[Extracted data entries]
______

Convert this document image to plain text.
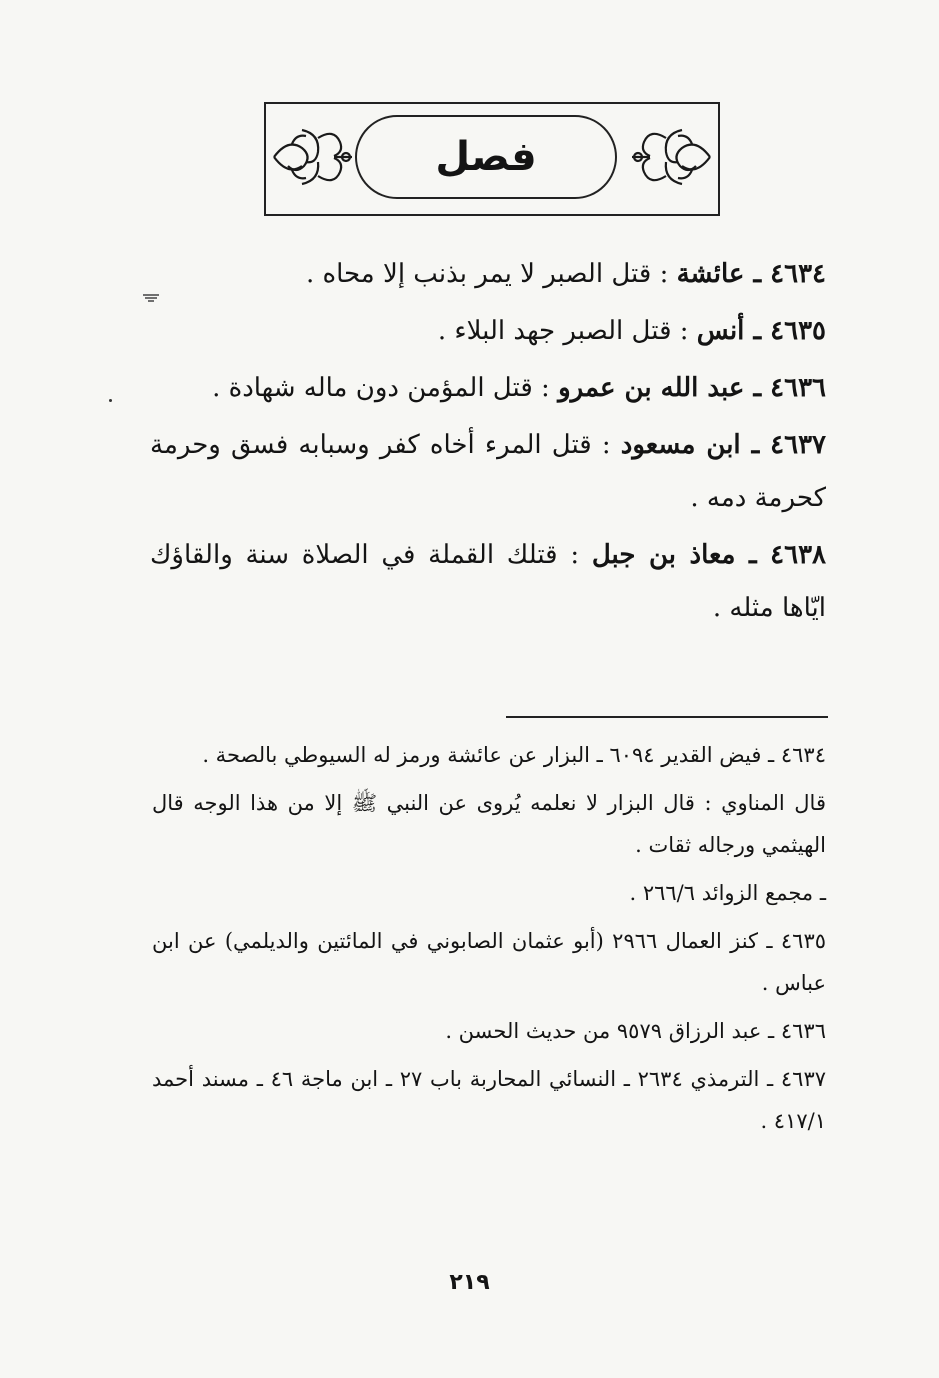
فصل
٤٦٣٤ ـ عائشة : قتل الصبر لا يمر بذنب إلا محاه .
٤٦٣٥ ـ أنس : قتل الصبر جهد البلاء .
٤٦٣٦ ـ عبد الله بن عمرو : قتل المؤمن دون ماله شهادة .
٤٦٣٧ ـ ابن مسعود : قتل المرء أخاه كفر وسبابه فسق وحرمة كحرمة دمه .
٤٦٣٨ ـ معاذ بن جبل : قتلك القملة في الصلاة سنة والقاؤك ايّاها مثله .
٤٦٣٤ ـ فيض القدير ٦٠٩٤ ـ البزار عن عائشة ورمز له السيوطي بالصحة .
قال المناوي : قال البزار لا نعلمه يُروى عن النبي ﷺ إلا من هذا الوجه قال الهيثمي ورجاله ثقات .
ـ مجمع الزوائد ٢٦٦/٦ .
٤٦٣٥ ـ كنز العمال ٢٩٦٦ (أبو عثمان الصابوني في المائتين والديلمي) عن ابن عباس .
٤٦٣٦ ـ عبد الرزاق ٩٥٧٩ من حديث الحسن .
٤٦٣٧ ـ الترمذي ٢٦٣٤ ـ النسائي المحاربة باب ٢٧ ـ ابن ماجة ٤٦ ـ مسند أحمد ٤١٧/١ .
٢١٩
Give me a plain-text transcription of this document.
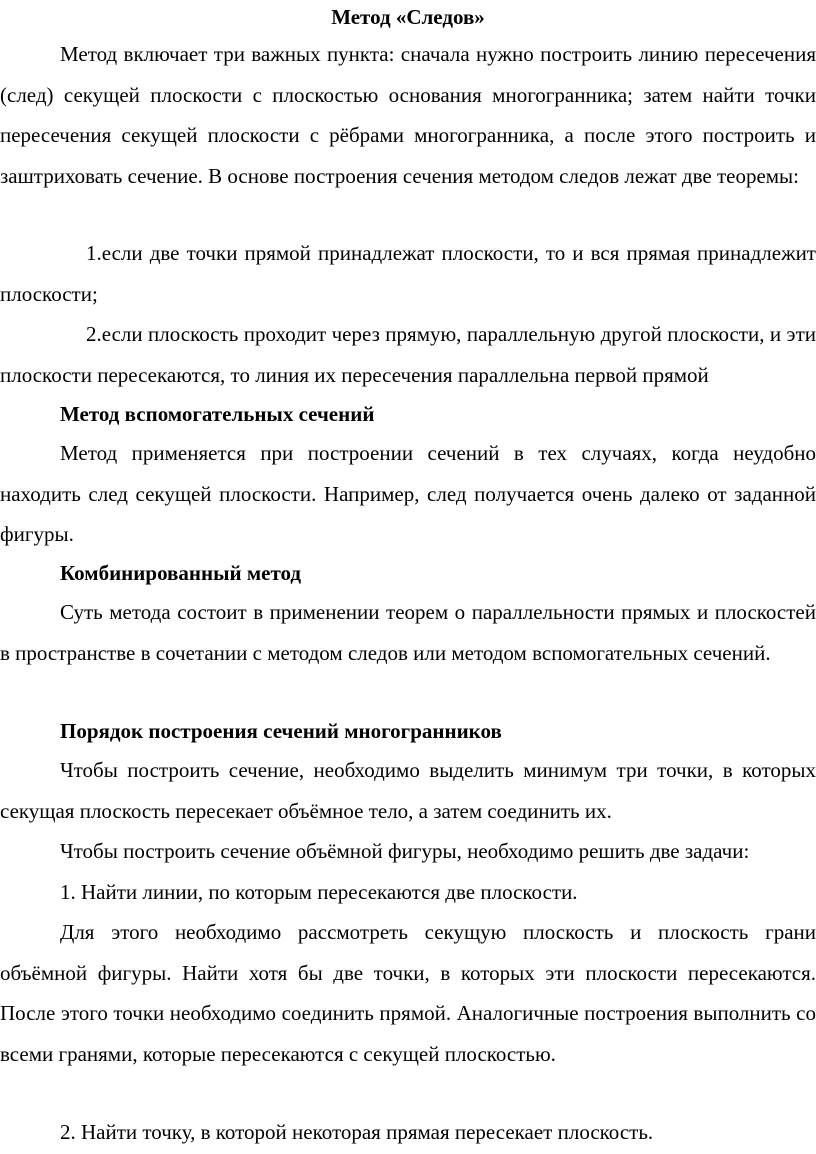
Метод «Следов»

Метод включает три важных пункта: сначала нужно построить линию пересечения (след) секущей плоскости с плоскостью основания многогранника; затем найти точки пересечения секущей плоскости с рёбрами многогранника, а после этого построить и заштриховать сечение. В основе построения сечения методом следов лежат две теоремы:

1.если две точки прямой принадлежат плоскости, то и вся прямая принадлежит плоскости;

2.если плоскость проходит через прямую, параллельную другой плоскости, и эти плоскости пересекаются, то линия их пересечения параллельна первой прямой

Метод вспомогательных сечений

Метод применяется при построении сечений в тех случаях, когда неудобно находить след секущей плоскости. Например, след получается очень далеко от заданной фигуры.

Комбинированный метод

Суть метода состоит в применении теорем о параллельности прямых и плоскостей в пространстве в сочетании с методом следов или методом вспомогательных сечений.

Порядок построения сечений многогранников

Чтобы построить сечение, необходимо выделить минимум три точки, в которых секущая плоскость пересекает объёмное тело, а затем соединить их.

Чтобы построить сечение объёмной фигуры, необходимо решить две задачи:

1. Найти линии, по которым пересекаются две плоскости.

Для этого необходимо рассмотреть секущую плоскость и плоскость грани объёмной фигуры. Найти хотя бы две точки, в которых эти плоскости пересекаются. После этого точки необходимо соединить прямой. Аналогичные построения выполнить со всеми гранями, которые пересекаются с секущей плоскостью.

2. Найти точку, в которой некоторая прямая пересекает плоскость.
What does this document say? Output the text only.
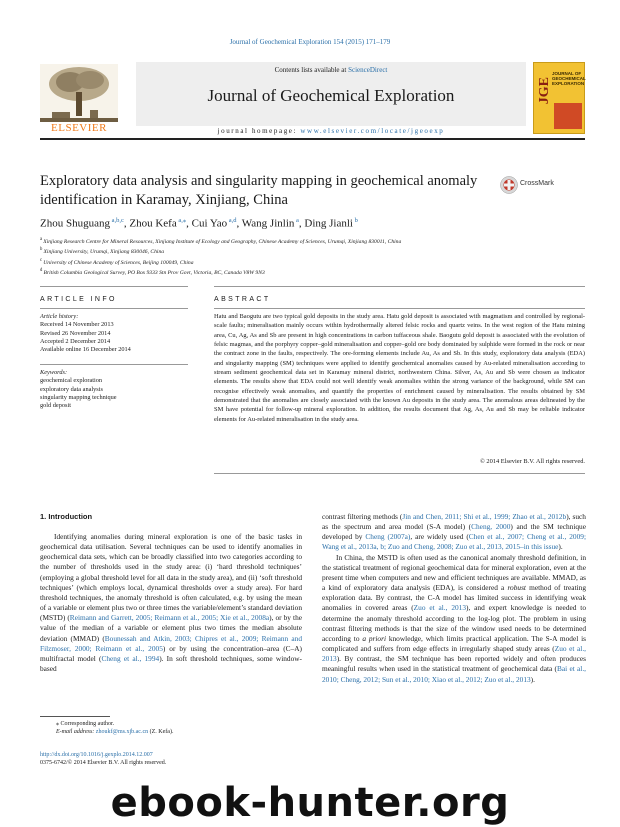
Journal of Geochemical Exploration 154 (2015) 171–179
Contents lists available at ScienceDirect
Journal of Geochemical Exploration
journal homepage: www.elsevier.com/locate/jgeoexp
ELSEVIER
JGE
JOURNAL OF GEOCHEMICAL EXPLORATION
Exploratory data analysis and singularity mapping in geochemical anomaly identification in Karamay, Xinjiang, China
CrossMark
Zhou Shuguang $^{a,b,c}$, Zhou Kefa $^{a,⁎}$, Cui Yao $^{a,d}$, Wang Jinlin $^a$, Ding Jianli $^b$
$^a$ Xinjiang Research Centre for Mineral Resources, Xinjiang Institute of Ecology and Geography, Chinese Academy of Sciences, Urumqi, Xinjiang 830011, China
$^b$ Xinjiang University, Urumqi, Xinjiang 830046, China
$^c$ University of Chinese Academy of Sciences, Beijing 100049, China
$^d$ British Columbia Geological Survey, PO Box 9333 Stn Prov Govt, Victoria, BC, Canada V8W 9N3
ARTICLE INFO	ABSTRACT
Article history:
Received 14 November 2013
Revised 26 November 2014
Accepted 2 December 2014
Available online 16 December 2014
Keywords:
geochemical exploration
exploratory data analysis
singularity mapping technique
gold deposit
Hatu and Baogutu are two typical gold deposits in the study area. Hatu gold deposit is associated with magmatism and controlled by regional-scale faults; mineralisation mainly occurs within hydrothermally altered felsic rocks and quartz veins. In the west region of the Hatu mining area, Cu, Ag, As and Sb are present in high concentrations in carbon tuffaceous shale. Baogutu gold deposit is associated with the evolution of felsic magmas, and the porphyry copper–gold mineralisation and copper–gold ore body dominated by sulphide were formed in the rock or near the contract zone in the faults, respectively. The ore-forming elements include Au, As and Sb. In this study, exploratory data analysis (EDA) and singularity mapping (SM) techniques were applied to identify geochemical anomalies caused by Au-related mineralisation according to stream sediment geochemical data set in Karamay mineral district, northwestern China. Silver, As, Au and Sb were chosen as indicator elements. The results show that EDA could not well identify weak anomalies within the strong variance of the background, while SM can recognise effectively weak anomalies, and quantify the properties of enrichment caused by mineralisation. The results obtained by SM demonstrated that the anomalies are closely associated with the known Au deposits in the study area. The anomalous areas delineated by the SM have potential for follow-up mineral exploration. In addition, the results document that Ag, As, Au and Sb may be reliable indicator elements for Au-related mineralisation in the study area.
© 2014 Elsevier B.V. All rights reserved.
1. Introduction

Identifying anomalies during mineral exploration is one of the basic tasks in geochemical data utilisation. Several techniques can be used to identify anomalies in geochemical data sets, which can be broadly classified into two categories according to the number of thresholds used in the study area: (i) ‘hard threshold techniques’ (employing a global threshold level for all data in the study area), and (ii) ‘soft threshold techniques’ (which employs local, dynamical thresholds over a study area). For hard threshold techniques, the anomaly threshold is often calculated, e.g. by using the mean of a variable or element plus two or three times the variable/element’s standard deviation (MSTD) (Reimann and Garrett, 2005; Reimann et al., 2005; Xie et al., 2008a), or by the value of the median of a variable or element plus two times the median absolute deviation (MMAD) (Bounessah and Atkin, 2003; Chipres et al., 2009; Reimann and Filzmoser, 2000; Reimann et al., 2005) or by using the concentration–area (C–A) multifractal model (Cheng et al., 1994). In soft threshold techniques, some window-based

contrast filtering methods (Jin and Chen, 2011; Shi et al., 1999; Zhao et al., 2012b), such as the spectrum and area model (S-A model) (Cheng, 2000) and the SM technique developed by Cheng (2007a), are widely used (Chen et al., 2007; Cheng et al., 2009; Wang et al., 2013a, b; Zuo and Cheng, 2008; Zuo et al., 2013, 2015–in this issue).

In China, the MSTD is often used as the canonical anomaly threshold definition, in the statistical treatment of regional geochemical data for mineral exploration, even at the present time when computers and new and efficient techniques are available. MMAD, as a kind of exploratory data analysis (EDA), is considered a robust method of treating exploration data. By contrast, the C-A model has limited success in identifying weak anomalies in covered areas (Zuo et al., 2013), and expert knowledge is needed to determine the anomaly threshold according to the log-log plot. The problem in using contrast filtering methods is that the size of the window used needs to be determined according to a priori knowledge, which limits practical application. The S-A model is complicated and suffers from edge effects in irregularly shaped study areas (Zuo et al., 2013). By contrast, the SM technique has been reported widely and often produces meaningful results when used in the statistical treatment of geochemical data (Bai et al., 2010; Cheng, 2012; Sun et al., 2010; Xiao et al., 2012; Zuo et al., 2013).

⁎ Corresponding author.
E-mail address: zhoukf@ms.xjb.ac.cn (Z. Kefa).
http://dx.doi.org/10.1016/j.gexplo.2014.12.007
0375-6742/© 2014 Elsevier B.V. All rights reserved.
ebook-hunter.org
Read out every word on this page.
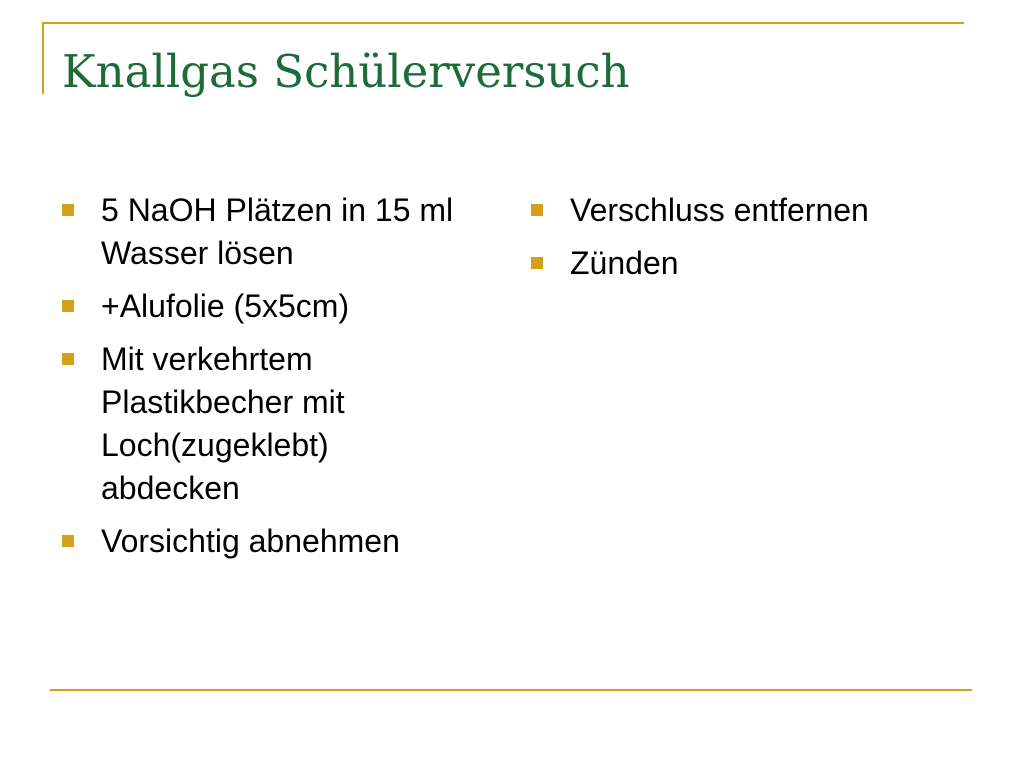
Knallgas Schülerversuch
5 NaOH Plätzen in 15 ml Wasser lösen
+Alufolie (5x5cm)
Mit verkehrtem Plastikbecher mit Loch(zugeklebt) abdecken
Vorsichtig abnehmen
Verschluss entfernen
Zünden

______

### WHAT YOU ARE ASKED TO DO
Restate the whole listing above exactly, except for its images.

### TASK OUTPUT
Convert this document image to plain text.
فصل
٤٦٣٤ ـ عائشة : قتل الصبر لا يمر بذنب إلا محاه .
٤٦٣٥ ـ أنس : قتل الصبر جهد البلاء .
٤٦٣٦ ـ عبد الله بن عمرو : قتل المؤمن دون ماله شهادة .
٤٦٣٧ ـ ابن مسعود : قتل المرء أخاه كفر وسبابه فسق وحرمة كحرمة دمه .
٤٦٣٨ ـ معاذ بن جبل : قتلك القملة في الصلاة سنة والقاؤك ايّاها مثله .
٤٦٣٤ ـ فيض القدير ٦٠٩٤ ـ البزار عن عائشة ورمز له السيوطي بالصحة .
قال المناوي : قال البزار لا نعلمه يُروى عن النبي ﷺ إلا من هذا الوجه قال الهيثمي ورجاله ثقات .
ـ مجمع الزوائد ٢٦٦/٦ .
٤٦٣٥ ـ كنز العمال ٢٩٦٦ (أبو عثمان الصابوني في المائتين والديلمي) عن ابن عباس .
٤٦٣٦ ـ عبد الرزاق ٩٥٧٩ من حديث الحسن .
٤٦٣٧ ـ الترمذي ٢٦٣٤ ـ النسائي المحاربة باب ٢٧ ـ ابن ماجة ٤٦ ـ مسند أحمد ٤١٧/١ .
٢١٩
Give me a plain-text transcription of this document.
Метод «Следов»

Метод включает три важных пункта: сначала нужно построить линию пересечения (след) секущей плоскости с плоскостью основания многогранника; затем найти точки пересечения секущей плоскости с рёбрами многогранника, а после этого построить и заштриховать сечение. В основе построения сечения методом следов лежат две теоремы:

1.если две точки прямой принадлежат плоскости, то и вся прямая принадлежит плоскости;

2.если плоскость проходит через прямую, параллельную другой плоскости, и эти плоскости пересекаются, то линия их пересечения параллельна первой прямой

Метод вспомогательных сечений

Метод применяется при построении сечений в тех случаях, когда неудобно находить след секущей плоскости. Например, след получается очень далеко от заданной фигуры.

Комбинированный метод

Суть метода состоит в применении теорем о параллельности прямых и плоскостей в пространстве в сочетании с методом следов или методом вспомогательных сечений.

Порядок построения сечений многогранников

Чтобы построить сечение, необходимо выделить минимум три точки, в которых секущая плоскость пересекает объёмное тело, а затем соединить их.

Чтобы построить сечение объёмной фигуры, необходимо решить две задачи:

1. Найти линии, по которым пересекаются две плоскости.

Для этого необходимо рассмотреть секущую плоскость и плоскость грани объёмной фигуры. Найти хотя бы две точки, в которых эти плоскости пересекаются. После этого точки необходимо соединить прямой. Аналогичные построения выполнить со всеми гранями, которые пересекаются с секущей плоскостью.

2. Найти точку, в которой некоторая прямая пересекает плоскость.
What does this document say? Output the text only.
Journal of Geochemical Exploration 154 (2015) 171–179
Contents lists available at ScienceDirect
Journal of Geochemical Exploration
journal homepage: www.elsevier.com/locate/jgeoexp
ELSEVIER
JGE
JOURNAL OF GEOCHEMICAL EXPLORATION
Exploratory data analysis and singularity mapping in geochemical anomaly identification in Karamay, Xinjiang, China
CrossMark
Zhou Shuguang $^{a,b,c}$, Zhou Kefa $^{a,⁎}$, Cui Yao $^{a,d}$, Wang Jinlin $^a$, Ding Jianli $^b$
$^a$ Xinjiang Research Centre for Mineral Resources, Xinjiang Institute of Ecology and Geography, Chinese Academy of Sciences, Urumqi, Xinjiang 830011, China
$^b$ Xinjiang University, Urumqi, Xinjiang 830046, China
$^c$ University of Chinese Academy of Sciences, Beijing 100049, China
$^d$ British Columbia Geological Survey, PO Box 9333 Stn Prov Govt, Victoria, BC, Canada V8W 9N3
ARTICLE INFO	ABSTRACT
Article history:
Received 14 November 2013
Revised 26 November 2014
Accepted 2 December 2014
Available online 16 December 2014
Keywords:
geochemical exploration
exploratory data analysis
singularity mapping technique
gold deposit
Hatu and Baogutu are two typical gold deposits in the study area. Hatu gold deposit is associated with magmatism and controlled by regional-scale faults; mineralisation mainly occurs within hydrothermally altered felsic rocks and quartz veins. In the west region of the Hatu mining area, Cu, Ag, As and Sb are present in high concentrations in carbon tuffaceous shale. Baogutu gold deposit is associated with the evolution of felsic magmas, and the porphyry copper–gold mineralisation and copper–gold ore body dominated by sulphide were formed in the rock or near the contract zone in the faults, respectively. The ore-forming elements include Au, As and Sb. In this study, exploratory data analysis (EDA) and singularity mapping (SM) techniques were applied to identify geochemical anomalies caused by Au-related mineralisation according to stream sediment geochemical data set in Karamay mineral district, northwestern China. Silver, As, Au and Sb were chosen as indicator elements. The results show that EDA could not well identify weak anomalies within the strong variance of the background, while SM can recognise effectively weak anomalies, and quantify the properties of enrichment caused by mineralisation. The results obtained by SM demonstrated that the anomalies are closely associated with the known Au deposits in the study area. The anomalous areas delineated by the SM have potential for follow-up mineral exploration. In addition, the results document that Ag, As, Au and Sb may be reliable indicator elements for Au-related mineralisation in the study area.
© 2014 Elsevier B.V. All rights reserved.
1. Introduction

Identifying anomalies during mineral exploration is one of the basic tasks in geochemical data utilisation. Several techniques can be used to identify anomalies in geochemical data sets, which can be broadly classified into two categories according to the number of thresholds used in the study area: (i) ‘hard threshold techniques’ (employing a global threshold level for all data in the study area), and (ii) ‘soft threshold techniques’ (which employs local, dynamical thresholds over a study area). For hard threshold techniques, the anomaly threshold is often calculated, e.g. by using the mean of a variable or element plus two or three times the variable/element’s standard deviation (MSTD) (Reimann and Garrett, 2005; Reimann et al., 2005; Xie et al., 2008a), or by the value of the median of a variable or element plus two times the median absolute deviation (MMAD) (Bounessah and Atkin, 2003; Chipres et al., 2009; Reimann and Filzmoser, 2000; Reimann et al., 2005) or by using the concentration–area (C–A) multifractal model (Cheng et al., 1994). In soft threshold techniques, some window-based

contrast filtering methods (Jin and Chen, 2011; Shi et al., 1999; Zhao et al., 2012b), such as the spectrum and area model (S-A model) (Cheng, 2000) and the SM technique developed by Cheng (2007a), are widely used (Chen et al., 2007; Cheng et al., 2009; Wang et al., 2013a, b; Zuo and Cheng, 2008; Zuo et al., 2013, 2015–in this issue).

In China, the MSTD is often used as the canonical anomaly threshold definition, in the statistical treatment of regional geochemical data for mineral exploration, even at the present time when computers and new and efficient techniques are available. MMAD, as a kind of exploratory data analysis (EDA), is considered a robust method of treating exploration data. By contrast, the C-A model has limited success in identifying weak anomalies in covered areas (Zuo et al., 2013), and expert knowledge is needed to determine the anomaly threshold according to the log-log plot. The problem in using contrast filtering methods is that the size of the window used needs to be determined according to a priori knowledge, which limits practical application. The S-A model is complicated and suffers from edge effects in irregularly shaped study areas (Zuo et al., 2013). By contrast, the SM technique has been reported widely and often produces meaningful results when used in the statistical treatment of geochemical data (Bai et al., 2010; Cheng, 2012; Sun et al., 2010; Xiao et al., 2012; Zuo et al., 2013).

⁎ Corresponding author.
E-mail address: zhoukf@ms.xjb.ac.cn (Z. Kefa).
http://dx.doi.org/10.1016/j.gexplo.2014.12.007
0375-6742/© 2014 Elsevier B.V. All rights reserved.
ebook-hunter.org
Read out every word on this page.
Knallgas Schülerversuch
5 NaOH Plätzen in 15 ml Wasser lösen
+Alufolie (5x5cm)
Mit verkehrtem Plastikbecher mit Loch(zugeklebt) abdecken
Vorsichtig abnehmen
Verschluss entfernen
Zünden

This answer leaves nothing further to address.